• **WHAT YOU ARE ASKED TO DO**
Exactly reproduce the lines that follow.

• **TASK INPUT**
★ ★ ★ ★ ★ ★ ★
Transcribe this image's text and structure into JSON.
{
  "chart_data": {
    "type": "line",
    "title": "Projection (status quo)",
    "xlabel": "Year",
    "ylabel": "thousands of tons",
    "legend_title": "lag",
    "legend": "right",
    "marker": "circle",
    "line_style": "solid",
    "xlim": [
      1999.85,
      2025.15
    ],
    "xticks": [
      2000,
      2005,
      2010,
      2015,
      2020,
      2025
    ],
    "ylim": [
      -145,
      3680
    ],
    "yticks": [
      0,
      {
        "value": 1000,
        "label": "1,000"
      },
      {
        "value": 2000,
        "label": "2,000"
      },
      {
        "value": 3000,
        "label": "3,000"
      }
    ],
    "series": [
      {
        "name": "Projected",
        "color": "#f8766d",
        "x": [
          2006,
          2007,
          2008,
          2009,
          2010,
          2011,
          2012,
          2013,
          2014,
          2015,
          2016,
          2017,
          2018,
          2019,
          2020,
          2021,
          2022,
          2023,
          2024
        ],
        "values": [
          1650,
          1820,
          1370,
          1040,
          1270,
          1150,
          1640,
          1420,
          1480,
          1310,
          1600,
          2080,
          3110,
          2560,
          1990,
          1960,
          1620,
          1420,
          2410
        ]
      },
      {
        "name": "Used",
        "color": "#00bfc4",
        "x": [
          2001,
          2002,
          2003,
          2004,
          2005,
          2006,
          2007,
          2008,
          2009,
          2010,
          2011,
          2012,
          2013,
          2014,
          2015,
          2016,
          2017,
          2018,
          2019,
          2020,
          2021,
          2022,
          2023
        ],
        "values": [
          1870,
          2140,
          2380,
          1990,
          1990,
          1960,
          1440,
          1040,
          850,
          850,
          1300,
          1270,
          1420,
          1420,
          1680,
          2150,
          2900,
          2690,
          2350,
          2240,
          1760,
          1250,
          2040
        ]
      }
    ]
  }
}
★ ★ ★ ★ ★ ★ ★
• **COMPLETE ANSWER**
Transcribe this image's text and structure into JSON.
{
  "chart_data": {
    "type": "line",
    "title": "Projection (status quo)",
    "xlabel": "Year",
    "ylabel": "thousands of tons",
    "legend_title": "lag",
    "legend": "right",
    "marker": "circle",
    "line_style": "solid",
    "xlim": [
      1999.85,
      2025.15
    ],
    "xticks": [
      2000,
      2005,
      2010,
      2015,
      2020,
      2025
    ],
    "ylim": [
      -145,
      3680
    ],
    "yticks": [
      0,
      {
        "value": 1000,
        "label": "1,000"
      },
      {
        "value": 2000,
        "label": "2,000"
      },
      {
        "value": 3000,
        "label": "3,000"
      }
    ],
    "series": [
      {
        "name": "Projected",
        "color": "#f8766d",
        "x": [
          2006,
          2007,
          2008,
          2009,
          2010,
          2011,
          2012,
          2013,
          2014,
          2015,
          2016,
          2017,
          2018,
          2019,
          2020,
          2021,
          2022,
          2023,
          2024
        ],
        "values": [
          1650,
          1820,
          1370,
          1040,
          1270,
          1150,
          1640,
          1420,
          1480,
          1310,
          1600,
          2080,
          3110,
          2560,
          1990,
          1960,
          1620,
          1420,
          2410
        ]
      },
      {
        "name": "Used",
        "color": "#00bfc4",
        "x": [
          2001,
          2002,
          2003,
          2004,
          2005,
          2006,
          2007,
          2008,
          2009,
          2010,
          2011,
          2012,
          2013,
          2014,
          2015,
          2016,
          2017,
          2018,
          2019,
          2020,
          2021,
          2022,
          2023
        ],
        "values": [
          1870,
          2140,
          2380,
          1990,
          1990,
          1960,
          1440,
          1040,
          850,
          850,
          1300,
          1270,
          1420,
          1420,
          1680,
          2150,
          2900,
          2690,
          2350,
          2240,
          1760,
          1250,
          2040
        ]
      }
    ]
  }
}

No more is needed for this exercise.